- GOAL -
Which lines have the string "JSON"? Copy all of them from the entries below.

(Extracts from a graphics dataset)

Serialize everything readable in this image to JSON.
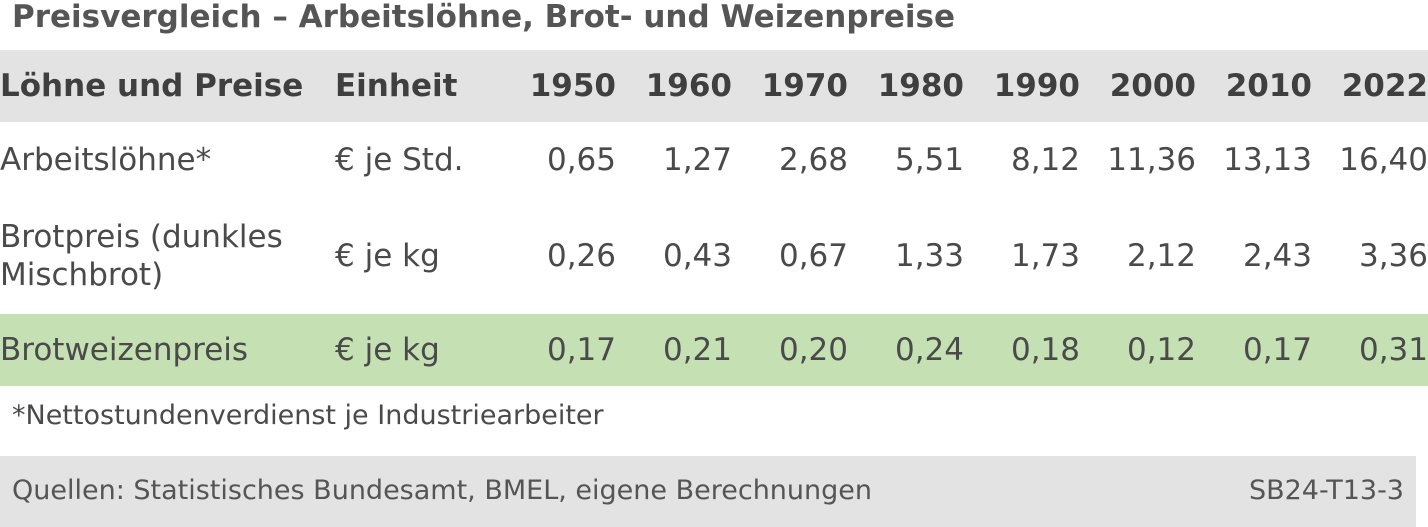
{
  "title": "Preisvergleich – Arbeitslöhne, Brot- und Weizenpreise",
  "table": {
    "headers": [
      "Löhne und Preise",
      "Einheit",
      "1950",
      "1960",
      "1970",
      "1980",
      "1990",
      "2000",
      "2010",
      "2022"
    ],
    "rows": [
      {
        "label": "Arbeitslöhne*",
        "unit": "€ je Std.",
        "values": [
          "0,65",
          "1,27",
          "2,68",
          "5,51",
          "8,12",
          "11,36",
          "13,13",
          "16,40"
        ]
      },
      {
        "label": "Brotpreis (dunkles Mischbrot)",
        "unit": "€ je kg",
        "values": [
          "0,26",
          "0,43",
          "0,67",
          "1,33",
          "1,73",
          "2,12",
          "2,43",
          "3,36"
        ]
      },
      {
        "label": "Brotweizenpreis",
        "unit": "€ je kg",
        "values": [
          "0,17",
          "0,21",
          "0,20",
          "0,24",
          "0,18",
          "0,12",
          "0,17",
          "0,31"
        ]
      }
    ]
  },
  "footnote": "*Nettostundenverdienst je Industriearbeiter",
  "source": "Quellen: Statistisches Bundesamt, BMEL, eigene Berechnungen",
  "code": "SB24-T13-3",
  "colors": {
    "header_bg": "#e3e3e3",
    "highlight_row_bg": "#c5e0b3",
    "footer_bg": "#e3e3e3"
  }
}
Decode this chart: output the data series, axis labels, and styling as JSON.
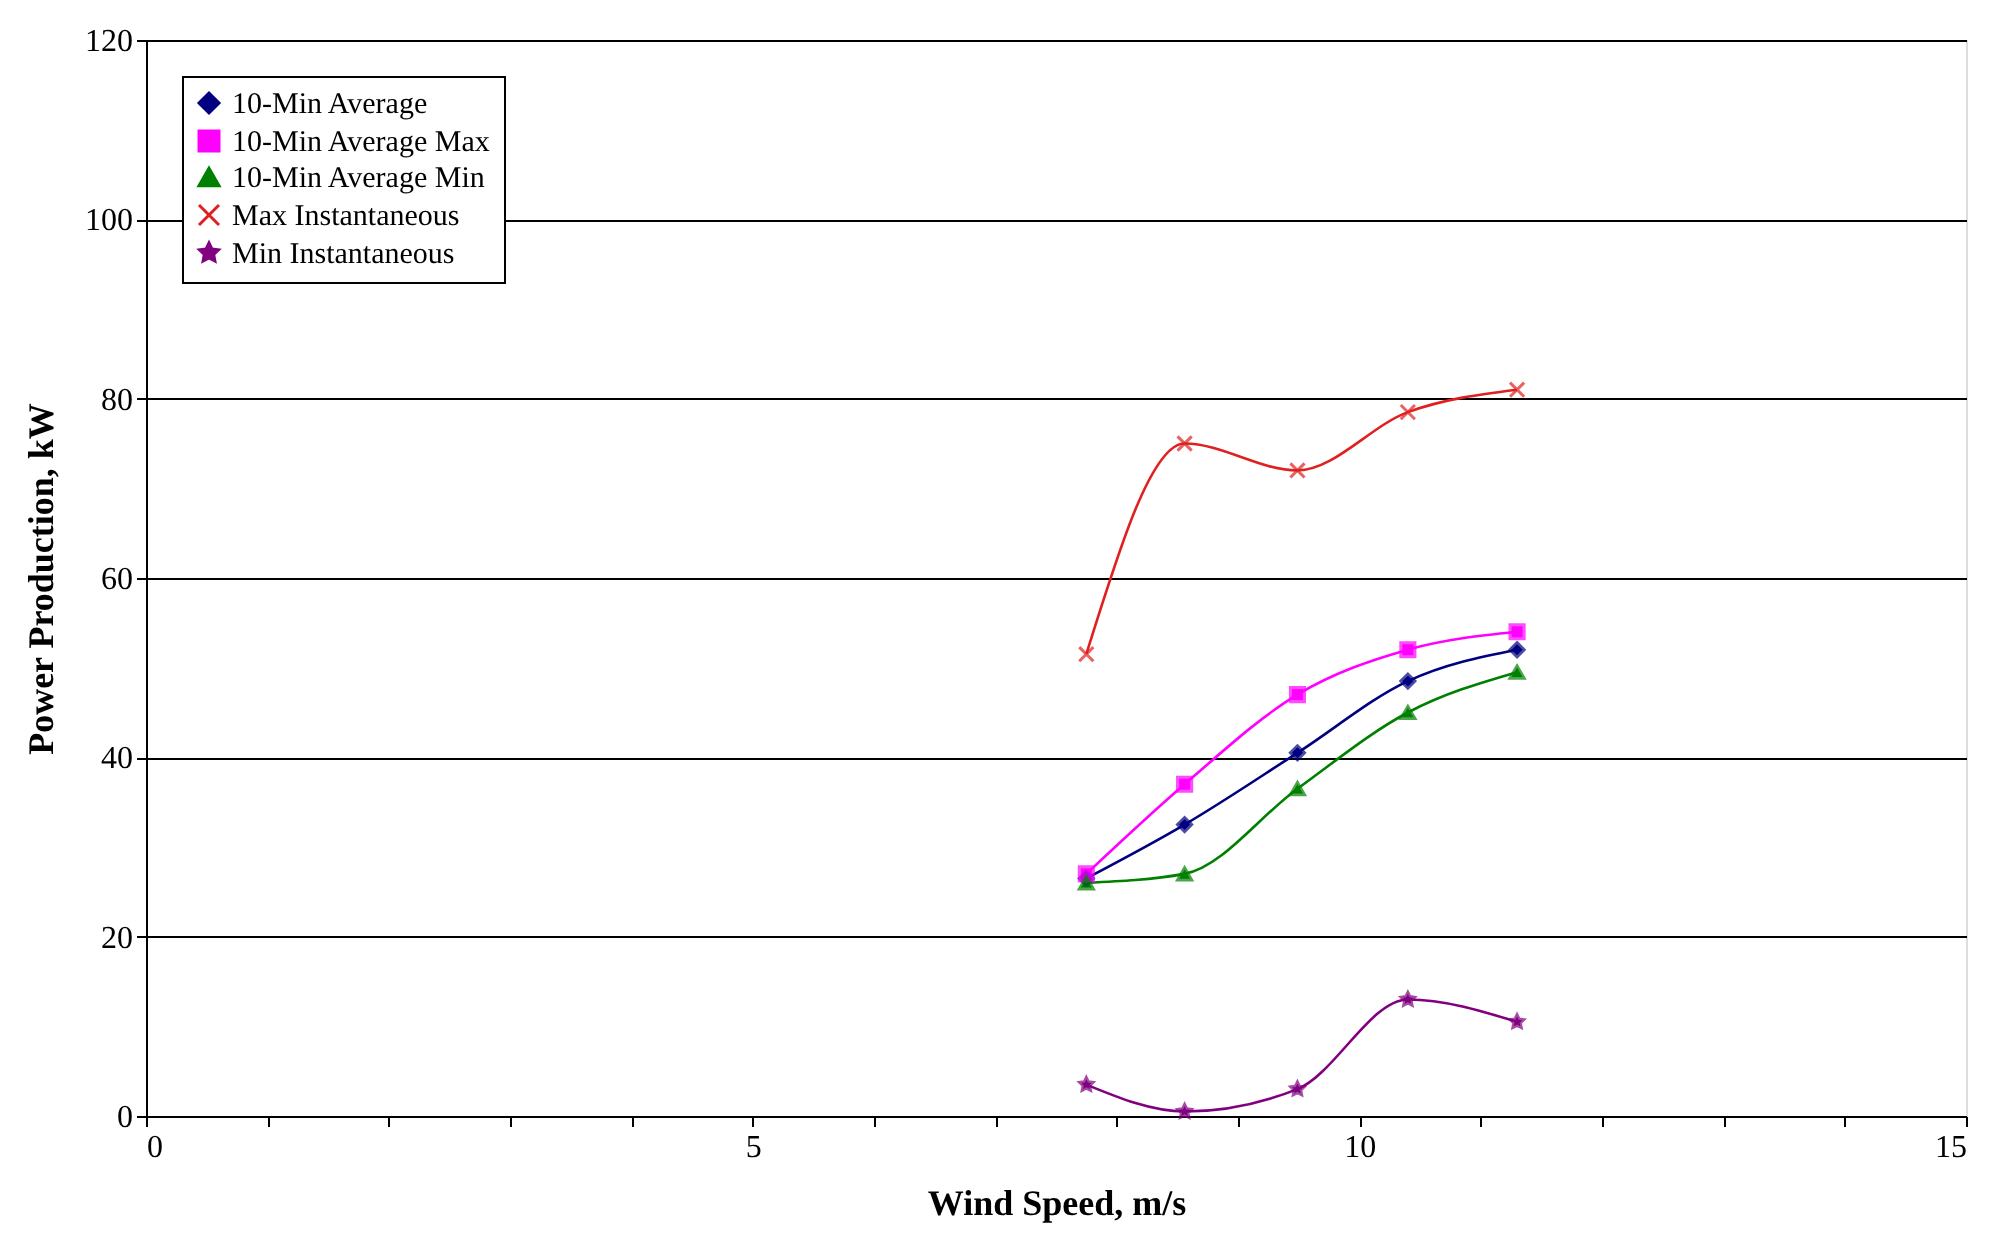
{
  "chart_data": {
    "type": "line",
    "xlabel": "Wind Speed, m/s",
    "ylabel": "Power Production, kW",
    "x": [
      7.75,
      8.56,
      9.49,
      10.4,
      11.3
    ],
    "series": [
      {
        "name": "10-Min Average",
        "color": "#000080",
        "marker": "diamond",
        "values": [
          26.5,
          32.5,
          40.5,
          48.5,
          52
        ]
      },
      {
        "name": "10-Min Average Max",
        "color": "#ff00ff",
        "marker": "square",
        "values": [
          27,
          37,
          47,
          52,
          54
        ]
      },
      {
        "name": "10-Min Average Min",
        "color": "#008000",
        "marker": "triangle",
        "values": [
          26,
          27,
          36.5,
          45,
          49.5
        ]
      },
      {
        "name": "Max Instantaneous",
        "color": "#e02020",
        "marker": "cross",
        "values": [
          51.5,
          75,
          72,
          78.5,
          81
        ]
      },
      {
        "name": "Min Instantaneous",
        "color": "#800080",
        "marker": "star",
        "values": [
          3.5,
          0.5,
          3,
          13,
          10.5
        ]
      }
    ],
    "xlim": [
      0,
      15
    ],
    "xticks": [
      0,
      {
        "value": 1,
        "label": null
      },
      {
        "value": 2,
        "label": null
      },
      {
        "value": 3,
        "label": null
      },
      {
        "value": 4,
        "label": null
      },
      5,
      {
        "value": 6,
        "label": null
      },
      {
        "value": 7,
        "label": null
      },
      {
        "value": 8,
        "label": null
      },
      {
        "value": 9,
        "label": null
      },
      10,
      {
        "value": 11,
        "label": null
      },
      {
        "value": 12,
        "label": null
      },
      {
        "value": 13,
        "label": null
      },
      {
        "value": 14,
        "label": null
      },
      15
    ],
    "ylim": [
      0,
      120
    ],
    "yticks": [
      0,
      20,
      40,
      60,
      80,
      100,
      120
    ],
    "grid": "y",
    "legend": "top left"
  }
}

- SOLUTION FOR THIS EXERCISE -
Serialize everything readable in this image to JSON.
Decode this chart: output the data series, axis labels, and styling as JSON.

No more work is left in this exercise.